>> begin

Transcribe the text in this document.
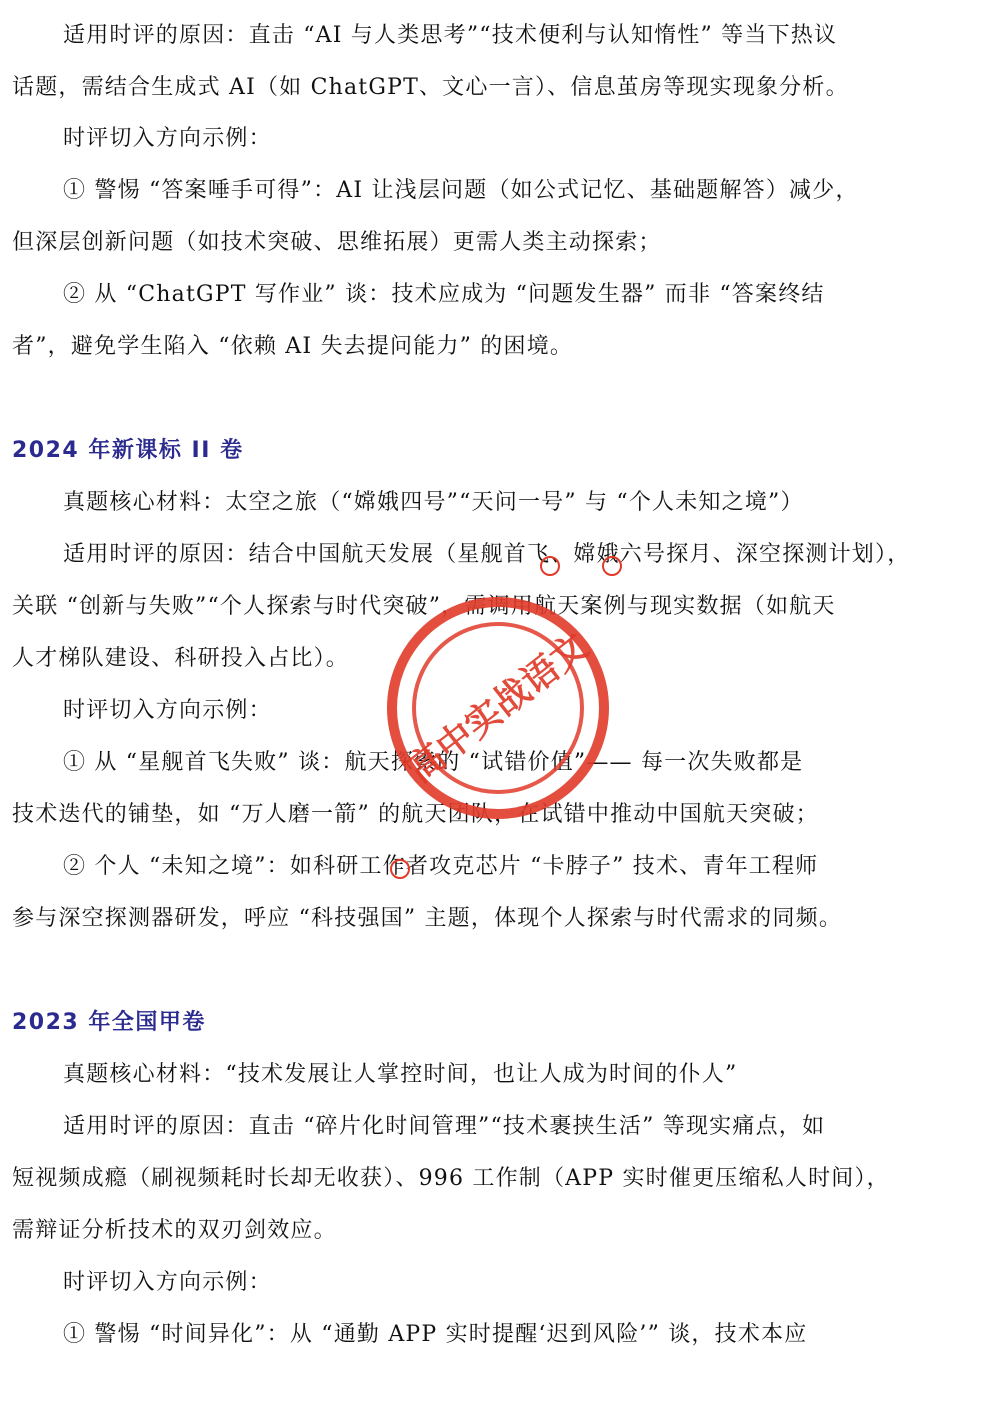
适用时评的原因：直击 “AI 与人类思考”“技术便利与认知惰性” 等当下热议
话题，需结合生成式 AI（如 ChatGPT、文心一言）、信息茧房等现实现象分析。
时评切入方向示例：
① 警惕 “答案唾手可得”：AI 让浅层问题（如公式记忆、基础题解答）减少，
但深层创新问题（如技术突破、思维拓展）更需人类主动探索；
② 从 “ChatGPT 写作业” 谈：技术应成为 “问题发生器” 而非 “答案终结
者”，避免学生陷入 “依赖 AI 失去提问能力” 的困境。
2024 年新课标 II 卷
真题核心材料：太空之旅（“嫦娥四号”“天问一号” 与 “个人未知之境”）
适用时评的原因：结合中国航天发展（星舰首飞、嫦娥六号探月、深空探测计划），
关联 “创新与失败”“个人探索与时代突破”，需调用航天案例与现实数据（如航天
人才梯队建设、科研投入占比）。
时评切入方向示例：
① 从 “星舰首飞失败” 谈：航天探索的 “试错价值”—— 每一次失败都是
技术迭代的铺垫，如 “万人磨一箭” 的航天团队，在试错中推动中国航天突破；
② 个人 “未知之境”：如科研工作者攻克芯片 “卡脖子” 技术、青年工程师
参与深空探测器研发，呼应 “科技强国” 主题，体现个人探索与时代需求的同频。
2023 年全国甲卷
真题核心材料：“技术发展让人掌控时间，也让人成为时间的仆人”
适用时评的原因：直击 “碎片化时间管理”“技术裹挟生活” 等现实痛点，如
短视频成瘾（刷视频耗时长却无收获）、996 工作制（APP 实时催更压缩私人时间），
需辩证分析技术的双刃剑效应。
时评切入方向示例：
① 警惕 “时间异化”：从 “通勤 APP 实时提醒‘迟到风险’” 谈，技术本应
高中实战语文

>> end

REQUIRED WORK: Check the records above line by line and tally those holding the string "ChatGPT". Answer with the number only.

FINAL ANSWER: 2